To be done: Write out the lines below as a numbered list, starting with the first one and ending with the line that contains "1234, 1759, 1281]", including that line. Leave out any blank lines.

Material for this task:
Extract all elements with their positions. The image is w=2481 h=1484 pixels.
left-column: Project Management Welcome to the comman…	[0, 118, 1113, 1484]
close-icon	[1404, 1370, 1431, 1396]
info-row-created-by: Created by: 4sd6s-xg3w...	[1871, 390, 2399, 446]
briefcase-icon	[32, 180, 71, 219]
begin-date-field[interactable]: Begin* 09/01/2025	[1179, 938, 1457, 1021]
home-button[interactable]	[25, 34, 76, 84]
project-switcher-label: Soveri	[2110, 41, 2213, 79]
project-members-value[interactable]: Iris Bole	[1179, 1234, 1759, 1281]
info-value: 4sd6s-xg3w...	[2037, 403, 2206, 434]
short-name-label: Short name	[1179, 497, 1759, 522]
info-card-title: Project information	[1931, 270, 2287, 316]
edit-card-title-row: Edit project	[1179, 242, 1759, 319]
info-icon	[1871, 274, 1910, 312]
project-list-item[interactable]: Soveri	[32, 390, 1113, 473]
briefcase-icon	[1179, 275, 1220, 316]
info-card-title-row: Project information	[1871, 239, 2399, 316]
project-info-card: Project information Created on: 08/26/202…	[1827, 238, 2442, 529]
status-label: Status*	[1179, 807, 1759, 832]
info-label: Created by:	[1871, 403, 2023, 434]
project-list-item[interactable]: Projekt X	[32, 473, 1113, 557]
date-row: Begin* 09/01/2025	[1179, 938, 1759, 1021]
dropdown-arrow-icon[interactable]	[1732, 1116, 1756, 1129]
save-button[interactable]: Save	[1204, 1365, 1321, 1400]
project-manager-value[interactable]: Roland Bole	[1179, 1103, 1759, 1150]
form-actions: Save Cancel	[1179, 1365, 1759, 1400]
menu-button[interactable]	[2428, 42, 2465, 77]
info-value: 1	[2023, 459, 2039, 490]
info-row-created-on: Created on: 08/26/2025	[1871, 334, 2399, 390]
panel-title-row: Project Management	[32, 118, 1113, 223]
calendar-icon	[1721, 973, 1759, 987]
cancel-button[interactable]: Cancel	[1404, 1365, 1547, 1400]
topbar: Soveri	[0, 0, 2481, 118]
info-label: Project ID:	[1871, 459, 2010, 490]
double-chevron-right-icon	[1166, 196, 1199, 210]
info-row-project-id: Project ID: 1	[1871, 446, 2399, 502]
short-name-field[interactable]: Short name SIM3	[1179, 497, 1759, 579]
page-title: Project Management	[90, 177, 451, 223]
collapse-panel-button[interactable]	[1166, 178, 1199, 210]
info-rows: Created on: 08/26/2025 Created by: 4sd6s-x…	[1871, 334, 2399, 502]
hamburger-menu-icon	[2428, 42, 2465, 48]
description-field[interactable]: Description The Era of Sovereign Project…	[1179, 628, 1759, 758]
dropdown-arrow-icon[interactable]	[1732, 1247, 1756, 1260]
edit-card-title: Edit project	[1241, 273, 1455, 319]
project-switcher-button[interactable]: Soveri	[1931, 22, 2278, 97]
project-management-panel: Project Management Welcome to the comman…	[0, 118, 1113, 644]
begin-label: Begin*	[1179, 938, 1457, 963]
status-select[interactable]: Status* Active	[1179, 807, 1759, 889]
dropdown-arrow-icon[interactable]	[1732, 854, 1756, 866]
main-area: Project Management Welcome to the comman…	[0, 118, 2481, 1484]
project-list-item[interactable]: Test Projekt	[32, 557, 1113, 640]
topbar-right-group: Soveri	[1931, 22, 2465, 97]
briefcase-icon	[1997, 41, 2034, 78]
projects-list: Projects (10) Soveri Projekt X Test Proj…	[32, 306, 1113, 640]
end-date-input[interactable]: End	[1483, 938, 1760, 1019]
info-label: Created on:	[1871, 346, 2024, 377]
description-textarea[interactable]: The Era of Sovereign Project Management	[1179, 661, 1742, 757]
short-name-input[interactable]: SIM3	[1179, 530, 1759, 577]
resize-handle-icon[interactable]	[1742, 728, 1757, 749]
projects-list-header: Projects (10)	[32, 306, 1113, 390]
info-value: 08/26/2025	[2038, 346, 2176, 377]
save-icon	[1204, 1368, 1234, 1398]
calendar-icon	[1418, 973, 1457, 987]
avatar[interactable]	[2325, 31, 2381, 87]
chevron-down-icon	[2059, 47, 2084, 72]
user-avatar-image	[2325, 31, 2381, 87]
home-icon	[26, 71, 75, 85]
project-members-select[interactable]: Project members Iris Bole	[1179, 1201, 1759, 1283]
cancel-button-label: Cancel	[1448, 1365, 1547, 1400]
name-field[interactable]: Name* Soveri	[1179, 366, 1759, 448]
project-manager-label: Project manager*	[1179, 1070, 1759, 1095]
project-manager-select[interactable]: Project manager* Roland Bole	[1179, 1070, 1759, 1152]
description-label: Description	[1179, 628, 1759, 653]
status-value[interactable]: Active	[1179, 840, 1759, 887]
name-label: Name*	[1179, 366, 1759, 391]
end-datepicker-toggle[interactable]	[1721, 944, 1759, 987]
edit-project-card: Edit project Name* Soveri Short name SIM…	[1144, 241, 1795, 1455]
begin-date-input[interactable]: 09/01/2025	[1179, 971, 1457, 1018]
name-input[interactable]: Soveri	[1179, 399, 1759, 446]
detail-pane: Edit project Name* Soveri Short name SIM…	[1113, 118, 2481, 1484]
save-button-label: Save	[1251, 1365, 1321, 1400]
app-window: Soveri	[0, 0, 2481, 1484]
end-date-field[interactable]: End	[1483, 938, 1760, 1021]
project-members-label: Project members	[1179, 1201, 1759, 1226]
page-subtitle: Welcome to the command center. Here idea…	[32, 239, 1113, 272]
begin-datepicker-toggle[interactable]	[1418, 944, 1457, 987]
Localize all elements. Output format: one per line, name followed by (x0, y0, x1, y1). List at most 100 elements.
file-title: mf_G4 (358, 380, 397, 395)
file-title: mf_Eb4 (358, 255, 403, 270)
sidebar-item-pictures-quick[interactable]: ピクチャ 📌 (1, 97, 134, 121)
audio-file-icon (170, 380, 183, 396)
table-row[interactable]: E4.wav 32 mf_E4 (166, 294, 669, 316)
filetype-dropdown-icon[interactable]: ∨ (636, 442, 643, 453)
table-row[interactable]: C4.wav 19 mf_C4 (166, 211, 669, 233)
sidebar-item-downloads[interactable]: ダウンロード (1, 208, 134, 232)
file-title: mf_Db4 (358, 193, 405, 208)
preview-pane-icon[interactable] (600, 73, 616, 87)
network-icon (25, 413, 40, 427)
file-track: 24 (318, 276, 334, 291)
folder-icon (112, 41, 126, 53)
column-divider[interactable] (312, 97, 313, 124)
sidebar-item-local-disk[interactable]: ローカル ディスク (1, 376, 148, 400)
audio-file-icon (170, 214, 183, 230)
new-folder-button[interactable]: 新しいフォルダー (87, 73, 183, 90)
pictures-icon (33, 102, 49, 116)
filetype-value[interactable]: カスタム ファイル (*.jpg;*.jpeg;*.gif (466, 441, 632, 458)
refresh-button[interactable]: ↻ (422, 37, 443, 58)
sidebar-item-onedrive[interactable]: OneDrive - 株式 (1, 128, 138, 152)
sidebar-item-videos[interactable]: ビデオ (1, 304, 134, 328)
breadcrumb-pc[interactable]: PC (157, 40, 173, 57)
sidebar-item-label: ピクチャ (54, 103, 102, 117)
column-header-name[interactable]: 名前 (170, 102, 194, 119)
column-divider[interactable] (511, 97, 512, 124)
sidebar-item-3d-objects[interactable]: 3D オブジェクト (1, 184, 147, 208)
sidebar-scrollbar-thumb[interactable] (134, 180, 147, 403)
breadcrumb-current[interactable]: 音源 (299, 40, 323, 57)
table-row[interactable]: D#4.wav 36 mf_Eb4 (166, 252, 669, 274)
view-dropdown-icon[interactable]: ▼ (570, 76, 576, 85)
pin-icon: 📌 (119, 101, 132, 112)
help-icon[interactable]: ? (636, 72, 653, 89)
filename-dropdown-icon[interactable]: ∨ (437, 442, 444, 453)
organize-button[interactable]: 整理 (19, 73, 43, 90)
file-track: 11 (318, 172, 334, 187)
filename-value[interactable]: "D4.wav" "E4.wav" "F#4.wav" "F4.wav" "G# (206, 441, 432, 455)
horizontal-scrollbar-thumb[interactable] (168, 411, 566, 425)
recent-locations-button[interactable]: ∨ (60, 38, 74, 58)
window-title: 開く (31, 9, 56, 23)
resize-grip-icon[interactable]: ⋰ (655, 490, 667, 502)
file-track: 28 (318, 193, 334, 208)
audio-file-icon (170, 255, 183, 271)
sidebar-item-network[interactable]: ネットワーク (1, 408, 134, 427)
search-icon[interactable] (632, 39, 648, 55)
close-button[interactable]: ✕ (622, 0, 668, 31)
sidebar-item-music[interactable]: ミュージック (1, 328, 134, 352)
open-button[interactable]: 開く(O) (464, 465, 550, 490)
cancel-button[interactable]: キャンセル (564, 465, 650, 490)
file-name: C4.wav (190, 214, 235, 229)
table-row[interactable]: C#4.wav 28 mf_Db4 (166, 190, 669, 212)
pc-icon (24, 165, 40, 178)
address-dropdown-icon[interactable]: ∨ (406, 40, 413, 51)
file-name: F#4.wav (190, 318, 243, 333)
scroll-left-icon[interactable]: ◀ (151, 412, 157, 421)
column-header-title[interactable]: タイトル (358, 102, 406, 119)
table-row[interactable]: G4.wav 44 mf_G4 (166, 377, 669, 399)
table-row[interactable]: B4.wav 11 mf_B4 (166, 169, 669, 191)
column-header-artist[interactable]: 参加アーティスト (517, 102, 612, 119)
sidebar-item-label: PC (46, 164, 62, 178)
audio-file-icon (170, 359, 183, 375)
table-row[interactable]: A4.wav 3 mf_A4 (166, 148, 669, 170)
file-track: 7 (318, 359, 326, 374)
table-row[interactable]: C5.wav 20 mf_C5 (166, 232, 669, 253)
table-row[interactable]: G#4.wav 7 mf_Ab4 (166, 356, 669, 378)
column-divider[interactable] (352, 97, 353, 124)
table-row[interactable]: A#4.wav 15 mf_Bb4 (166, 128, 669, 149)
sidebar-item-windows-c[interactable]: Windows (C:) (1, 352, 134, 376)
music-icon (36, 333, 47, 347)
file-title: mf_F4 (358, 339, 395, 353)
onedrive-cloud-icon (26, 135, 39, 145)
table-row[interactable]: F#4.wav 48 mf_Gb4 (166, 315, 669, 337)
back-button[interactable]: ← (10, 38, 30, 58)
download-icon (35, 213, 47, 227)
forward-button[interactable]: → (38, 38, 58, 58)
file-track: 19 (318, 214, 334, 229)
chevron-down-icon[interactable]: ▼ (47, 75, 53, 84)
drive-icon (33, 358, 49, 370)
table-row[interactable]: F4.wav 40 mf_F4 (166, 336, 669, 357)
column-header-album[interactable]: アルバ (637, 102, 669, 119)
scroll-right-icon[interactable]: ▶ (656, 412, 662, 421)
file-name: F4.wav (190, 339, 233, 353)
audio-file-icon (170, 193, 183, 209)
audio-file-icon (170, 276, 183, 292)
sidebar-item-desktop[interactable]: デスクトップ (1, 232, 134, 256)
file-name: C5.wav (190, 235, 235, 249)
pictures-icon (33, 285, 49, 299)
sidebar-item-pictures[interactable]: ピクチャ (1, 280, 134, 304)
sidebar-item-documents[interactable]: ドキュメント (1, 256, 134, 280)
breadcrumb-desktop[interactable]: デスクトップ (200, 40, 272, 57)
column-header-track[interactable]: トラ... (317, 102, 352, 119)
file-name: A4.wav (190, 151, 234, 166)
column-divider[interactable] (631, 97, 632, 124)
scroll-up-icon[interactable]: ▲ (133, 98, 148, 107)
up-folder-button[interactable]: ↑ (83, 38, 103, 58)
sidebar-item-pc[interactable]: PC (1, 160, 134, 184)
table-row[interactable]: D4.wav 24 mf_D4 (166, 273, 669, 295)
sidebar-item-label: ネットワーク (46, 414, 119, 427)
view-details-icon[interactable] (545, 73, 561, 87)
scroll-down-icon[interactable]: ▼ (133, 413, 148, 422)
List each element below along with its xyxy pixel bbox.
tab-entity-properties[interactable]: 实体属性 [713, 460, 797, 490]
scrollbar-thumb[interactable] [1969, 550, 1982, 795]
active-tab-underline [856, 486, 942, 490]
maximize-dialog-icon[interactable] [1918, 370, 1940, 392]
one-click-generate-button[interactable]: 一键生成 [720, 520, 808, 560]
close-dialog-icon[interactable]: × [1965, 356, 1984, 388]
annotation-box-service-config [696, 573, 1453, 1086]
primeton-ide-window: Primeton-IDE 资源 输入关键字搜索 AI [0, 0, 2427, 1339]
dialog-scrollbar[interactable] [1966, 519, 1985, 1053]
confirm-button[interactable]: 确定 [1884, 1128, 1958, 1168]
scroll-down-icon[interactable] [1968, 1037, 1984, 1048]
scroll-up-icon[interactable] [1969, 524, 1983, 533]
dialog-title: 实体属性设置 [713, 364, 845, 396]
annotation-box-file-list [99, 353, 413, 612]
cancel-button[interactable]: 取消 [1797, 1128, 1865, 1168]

Complete answer:
1. Extract all elements with their positions. The image is w=2481 h=1484 pixels.
2. left-column: Project Management Welcome to the comman…	[0, 118, 1113, 1484]
3. close-icon	[1404, 1370, 1431, 1396]
4. info-row-created-by: Created by: 4sd6s-xg3w...	[1871, 390, 2399, 446]
5. briefcase-icon	[32, 180, 71, 219]
6. begin-date-field[interactable]: Begin* 09/01/2025	[1179, 938, 1457, 1021]
7. home-button[interactable]	[25, 34, 76, 84]
8. project-switcher-label: Soveri	[2110, 41, 2213, 79]
9. project-members-value[interactable]: Iris Bole	[1179, 1234, 1759, 1281]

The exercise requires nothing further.